__What is required__: Copy out each line of the material below with no changes.

_ _ _ _

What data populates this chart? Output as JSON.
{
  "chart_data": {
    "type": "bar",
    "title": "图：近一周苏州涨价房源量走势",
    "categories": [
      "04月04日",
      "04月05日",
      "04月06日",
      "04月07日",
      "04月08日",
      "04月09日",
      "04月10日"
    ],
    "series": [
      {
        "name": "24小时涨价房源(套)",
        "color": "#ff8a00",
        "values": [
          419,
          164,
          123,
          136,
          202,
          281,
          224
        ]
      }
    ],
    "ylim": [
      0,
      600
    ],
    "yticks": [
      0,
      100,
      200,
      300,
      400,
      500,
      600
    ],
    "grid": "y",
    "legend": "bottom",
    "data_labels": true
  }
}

_ _ _ _

__Answer to the problem__:
What data populates this chart? Output as JSON.
{
  "chart_data": {
    "type": "bar",
    "title": "图：近一周苏州涨价房源量走势",
    "categories": [
      "04月04日",
      "04月05日",
      "04月06日",
      "04月07日",
      "04月08日",
      "04月09日",
      "04月10日"
    ],
    "series": [
      {
        "name": "24小时涨价房源(套)",
        "color": "#ff8a00",
        "values": [
          419,
          164,
          123,
          136,
          202,
          281,
          224
        ]
      }
    ],
    "ylim": [
      0,
      600
    ],
    "yticks": [
      0,
      100,
      200,
      300,
      400,
      500,
      600
    ],
    "grid": "y",
    "legend": "bottom",
    "data_labels": true
  }
}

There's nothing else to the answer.